**DATA IN THIS EXERCISE**

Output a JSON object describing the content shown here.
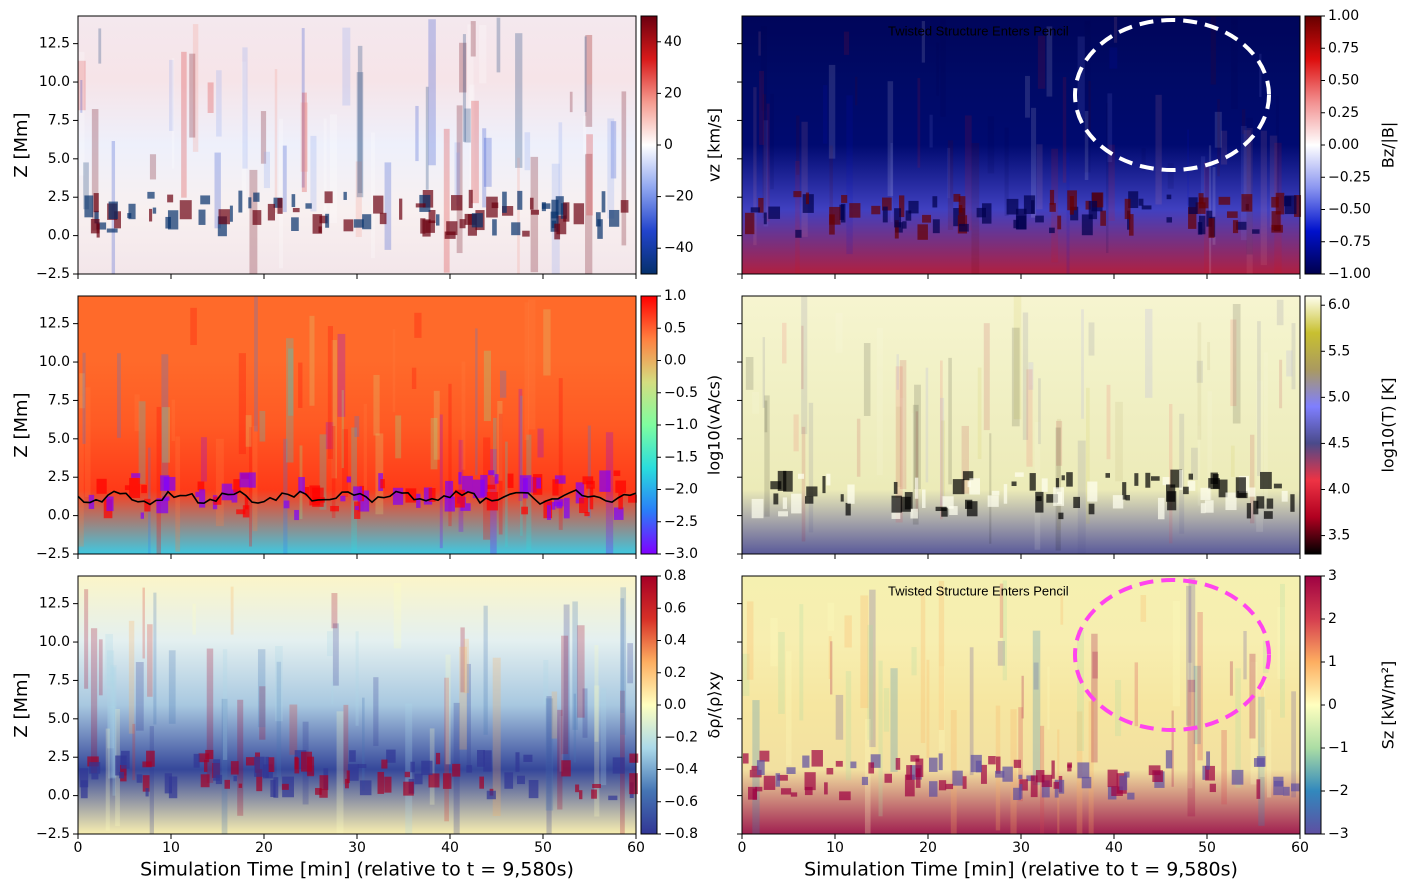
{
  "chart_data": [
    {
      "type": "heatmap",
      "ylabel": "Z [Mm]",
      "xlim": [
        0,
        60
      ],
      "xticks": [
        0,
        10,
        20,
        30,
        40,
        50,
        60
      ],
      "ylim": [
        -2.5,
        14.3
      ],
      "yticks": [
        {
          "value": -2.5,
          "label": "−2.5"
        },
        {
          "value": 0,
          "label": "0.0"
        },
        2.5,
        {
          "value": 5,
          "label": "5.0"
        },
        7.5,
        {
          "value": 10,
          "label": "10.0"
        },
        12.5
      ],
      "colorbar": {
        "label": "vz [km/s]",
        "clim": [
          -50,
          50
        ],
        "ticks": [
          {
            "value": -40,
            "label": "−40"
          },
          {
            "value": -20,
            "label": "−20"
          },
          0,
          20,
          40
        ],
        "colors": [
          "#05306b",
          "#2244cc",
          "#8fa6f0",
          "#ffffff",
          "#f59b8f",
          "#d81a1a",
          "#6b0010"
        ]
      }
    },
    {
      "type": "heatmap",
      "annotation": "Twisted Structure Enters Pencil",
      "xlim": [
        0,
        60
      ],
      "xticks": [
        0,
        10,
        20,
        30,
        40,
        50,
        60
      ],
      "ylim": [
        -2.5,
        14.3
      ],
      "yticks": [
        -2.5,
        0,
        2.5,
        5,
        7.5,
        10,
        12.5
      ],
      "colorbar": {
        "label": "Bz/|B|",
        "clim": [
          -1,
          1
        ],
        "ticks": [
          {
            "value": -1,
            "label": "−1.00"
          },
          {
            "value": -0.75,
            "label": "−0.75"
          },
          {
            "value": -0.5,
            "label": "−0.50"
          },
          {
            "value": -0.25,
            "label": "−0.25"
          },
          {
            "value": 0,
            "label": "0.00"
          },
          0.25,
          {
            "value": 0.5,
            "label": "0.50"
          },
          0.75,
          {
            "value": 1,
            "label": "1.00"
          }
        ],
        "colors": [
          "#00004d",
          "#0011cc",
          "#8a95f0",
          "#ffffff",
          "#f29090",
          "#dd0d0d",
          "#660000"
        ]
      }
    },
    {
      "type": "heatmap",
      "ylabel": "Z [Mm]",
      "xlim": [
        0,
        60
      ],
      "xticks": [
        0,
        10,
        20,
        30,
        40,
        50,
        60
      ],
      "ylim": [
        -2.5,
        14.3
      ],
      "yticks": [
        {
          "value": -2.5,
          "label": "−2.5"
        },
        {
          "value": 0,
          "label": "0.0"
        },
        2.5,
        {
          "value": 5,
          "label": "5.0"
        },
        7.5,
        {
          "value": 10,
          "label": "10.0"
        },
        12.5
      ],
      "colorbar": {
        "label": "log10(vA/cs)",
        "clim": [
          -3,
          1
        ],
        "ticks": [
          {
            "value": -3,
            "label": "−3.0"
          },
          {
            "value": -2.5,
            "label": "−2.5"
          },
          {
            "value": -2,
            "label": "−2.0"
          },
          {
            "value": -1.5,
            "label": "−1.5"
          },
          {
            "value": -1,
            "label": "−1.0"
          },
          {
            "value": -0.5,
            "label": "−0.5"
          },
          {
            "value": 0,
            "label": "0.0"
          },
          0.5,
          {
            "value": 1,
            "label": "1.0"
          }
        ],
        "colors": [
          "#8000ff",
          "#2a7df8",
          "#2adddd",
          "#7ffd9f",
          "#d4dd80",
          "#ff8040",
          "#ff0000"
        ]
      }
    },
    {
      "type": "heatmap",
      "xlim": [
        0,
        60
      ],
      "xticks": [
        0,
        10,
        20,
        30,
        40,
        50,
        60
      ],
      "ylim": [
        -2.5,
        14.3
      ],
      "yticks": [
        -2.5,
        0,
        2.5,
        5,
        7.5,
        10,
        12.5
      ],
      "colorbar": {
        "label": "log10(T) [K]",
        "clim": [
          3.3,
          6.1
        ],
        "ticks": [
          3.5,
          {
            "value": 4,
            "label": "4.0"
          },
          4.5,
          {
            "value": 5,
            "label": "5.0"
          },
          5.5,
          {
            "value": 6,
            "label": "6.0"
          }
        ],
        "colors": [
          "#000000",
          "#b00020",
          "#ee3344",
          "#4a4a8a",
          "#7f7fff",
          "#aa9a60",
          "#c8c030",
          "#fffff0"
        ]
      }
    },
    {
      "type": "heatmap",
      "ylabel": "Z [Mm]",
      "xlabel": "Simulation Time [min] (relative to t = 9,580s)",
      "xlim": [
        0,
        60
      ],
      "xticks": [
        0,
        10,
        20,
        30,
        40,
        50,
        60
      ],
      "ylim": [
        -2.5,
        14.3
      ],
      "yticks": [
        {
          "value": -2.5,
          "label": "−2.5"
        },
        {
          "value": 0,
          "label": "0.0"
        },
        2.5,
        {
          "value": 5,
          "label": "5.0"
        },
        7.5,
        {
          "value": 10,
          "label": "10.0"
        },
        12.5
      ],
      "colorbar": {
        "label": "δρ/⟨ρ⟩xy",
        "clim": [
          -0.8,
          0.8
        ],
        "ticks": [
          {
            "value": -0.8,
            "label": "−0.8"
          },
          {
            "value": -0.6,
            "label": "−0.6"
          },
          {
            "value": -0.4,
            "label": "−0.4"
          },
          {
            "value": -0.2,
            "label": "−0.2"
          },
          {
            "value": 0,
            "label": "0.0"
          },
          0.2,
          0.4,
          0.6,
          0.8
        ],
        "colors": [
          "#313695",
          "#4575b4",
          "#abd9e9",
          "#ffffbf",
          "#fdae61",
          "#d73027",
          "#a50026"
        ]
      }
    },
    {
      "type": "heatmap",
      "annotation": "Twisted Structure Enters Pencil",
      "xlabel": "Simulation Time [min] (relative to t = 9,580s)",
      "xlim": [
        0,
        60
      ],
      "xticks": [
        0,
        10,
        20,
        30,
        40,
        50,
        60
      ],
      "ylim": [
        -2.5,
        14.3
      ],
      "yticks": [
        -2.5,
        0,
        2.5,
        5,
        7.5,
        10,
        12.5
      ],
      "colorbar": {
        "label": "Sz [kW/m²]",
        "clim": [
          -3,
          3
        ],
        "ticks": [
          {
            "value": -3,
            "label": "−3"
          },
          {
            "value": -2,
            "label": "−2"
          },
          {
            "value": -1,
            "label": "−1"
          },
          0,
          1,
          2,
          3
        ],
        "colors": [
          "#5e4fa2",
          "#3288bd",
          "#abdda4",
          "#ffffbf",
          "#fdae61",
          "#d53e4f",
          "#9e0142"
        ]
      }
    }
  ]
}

---

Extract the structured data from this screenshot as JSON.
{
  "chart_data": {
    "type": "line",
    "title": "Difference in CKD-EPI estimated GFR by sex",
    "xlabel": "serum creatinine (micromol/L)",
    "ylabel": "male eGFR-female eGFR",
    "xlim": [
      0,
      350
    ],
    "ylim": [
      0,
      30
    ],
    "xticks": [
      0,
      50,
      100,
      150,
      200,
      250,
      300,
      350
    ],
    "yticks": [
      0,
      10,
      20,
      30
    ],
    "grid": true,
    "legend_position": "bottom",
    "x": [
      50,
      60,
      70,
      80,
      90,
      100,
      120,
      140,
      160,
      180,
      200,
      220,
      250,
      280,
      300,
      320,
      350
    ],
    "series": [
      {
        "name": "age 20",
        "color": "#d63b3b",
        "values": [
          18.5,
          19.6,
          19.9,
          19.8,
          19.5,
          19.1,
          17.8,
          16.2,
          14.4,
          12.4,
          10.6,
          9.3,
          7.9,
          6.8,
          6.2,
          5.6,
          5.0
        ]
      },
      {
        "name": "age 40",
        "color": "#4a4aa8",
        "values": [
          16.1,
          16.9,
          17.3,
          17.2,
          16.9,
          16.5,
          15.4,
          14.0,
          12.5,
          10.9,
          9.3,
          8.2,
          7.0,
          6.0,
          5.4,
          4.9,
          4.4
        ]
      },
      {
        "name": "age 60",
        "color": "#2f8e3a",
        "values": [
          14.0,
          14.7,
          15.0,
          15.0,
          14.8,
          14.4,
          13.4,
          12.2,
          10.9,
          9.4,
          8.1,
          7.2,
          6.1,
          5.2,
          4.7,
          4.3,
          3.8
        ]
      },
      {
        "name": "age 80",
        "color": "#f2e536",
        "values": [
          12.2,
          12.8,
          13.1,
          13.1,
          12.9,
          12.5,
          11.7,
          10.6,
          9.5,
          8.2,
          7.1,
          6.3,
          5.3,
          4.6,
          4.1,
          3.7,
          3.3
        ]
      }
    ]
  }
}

**PROBLEM STATEMENT**
Gather each line of the listing that holds the string "name".

**OUTPUT FOR THIS EXERCISE**
        "name": "age 20",
        "name": "age 40",
        "name": "age 60",
        "name": "age 80",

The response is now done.